The records below must be written out exactly, with every picture left behind.

-*-*-

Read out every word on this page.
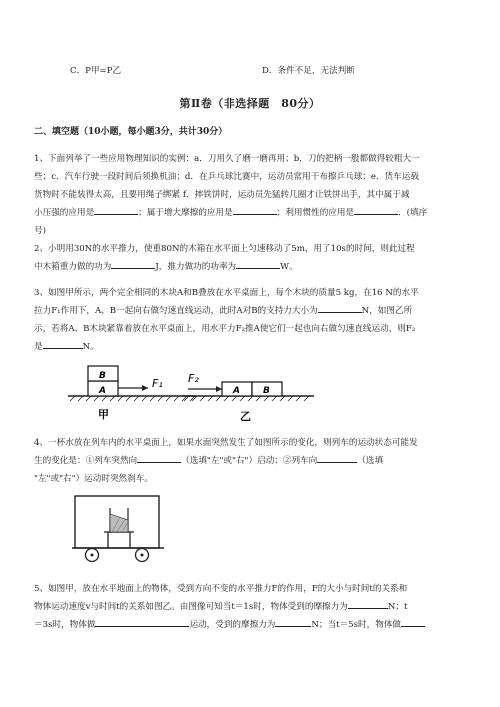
C．P甲=P乙	D．条件不足，无法判断
第Ⅱ卷（非选择题　80分）
二、填空题（10小题，每小题3分，共计30分）
1、下面列举了一些应用物理知识的实例：a．刀用久了磨一磨再用；b．刀的把柄一般都做得较粗大一
些；c．汽车行驶一段时间后须换机油；d．在乒乓球比赛中，运动员常用干布擦乒乓球；e．货车运载
货物时不能装得太高，且要用绳子绑紧 f．摔铁饼时，运动员先猛转几圈才让铁饼出手，其中属于减
小压强的应用是	；属于增大摩擦的应用是	；利用惯性的应用是	．(填序
号)
2、小明用30N的水平推力，使重80N的木箱在水平面上匀速移动了5m，用了10s的时间，则此过程
中木箱重力做的功为	J，推力做功的功率为	W。
3、如图甲所示，两个完全相同的木块A和B叠放在水平桌面上，每个木块的质量5 kg，在16 N的水平
拉力F₁作用下，A、B一起向右做匀速直线运动，此时A对B的支持力大小为	N，如图乙所
示，若将A、B木块紧靠着放在水平桌面上，用水平力F₂推A使它们一起也向右做匀速直线运动，则F₂
是	N。
A
B
F₁
甲
A	B
F₂
乙
4、一杯水放在列车内的水平桌面上，如果水面突然发生了如图所示的变化，则列车的运动状态可能发
生的变化是：①列车突然向	（选填"左"或"右"）启动；②列车向	（选填
"左"或"右"）运动时突然刹车。
5、如图甲，放在水平地面上的物体，受到方向不变的水平推力F的作用，F的大小与时间t的关系和
物体运动速度v与时间t的关系如图乙。由图像可知当t＝1s时，物体受到的摩擦力为	N；t
＝3s时，物体做	运动，受到的摩擦力为	N；当t＝5s时，物体做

-*-*-

- **Answer to this exercise**
Read out every word on this page.
C．P甲=P乙	D．条件不足，无法判断
第Ⅱ卷（非选择题　80分）
二、填空题（10小题，每小题3分，共计30分）
1、下面列举了一些应用物理知识的实例：a．刀用久了磨一磨再用；b．刀的把柄一般都做得较粗大一
些；c．汽车行驶一段时间后须换机油；d．在乒乓球比赛中，运动员常用干布擦乒乓球；e．货车运载
货物时不能装得太高，且要用绳子绑紧 f．摔铁饼时，运动员先猛转几圈才让铁饼出手，其中属于减
小压强的应用是	；属于增大摩擦的应用是	；利用惯性的应用是	．(填序
号)
2、小明用30N的水平推力，使重80N的木箱在水平面上匀速移动了5m，用了10s的时间，则此过程
中木箱重力做的功为	J，推力做功的功率为	W。
3、如图甲所示，两个完全相同的木块A和B叠放在水平桌面上，每个木块的质量5 kg，在16 N的水平
拉力F₁作用下，A、B一起向右做匀速直线运动，此时A对B的支持力大小为	N，如图乙所
示，若将A、B木块紧靠着放在水平桌面上，用水平力F₂推A使它们一起也向右做匀速直线运动，则F₂
是	N。
A
B
F₁
甲
A	B
F₂
乙
4、一杯水放在列车内的水平桌面上，如果水面突然发生了如图所示的变化，则列车的运动状态可能发
生的变化是：①列车突然向	（选填"左"或"右"）启动；②列车向	（选填
"左"或"右"）运动时突然刹车。
5、如图甲，放在水平地面上的物体，受到方向不变的水平推力F的作用，F的大小与时间t的关系和
物体运动速度v与时间t的关系如图乙。由图像可知当t＝1s时，物体受到的摩擦力为	N；t
＝3s时，物体做	运动，受到的摩擦力为	N；当t＝5s时，物体做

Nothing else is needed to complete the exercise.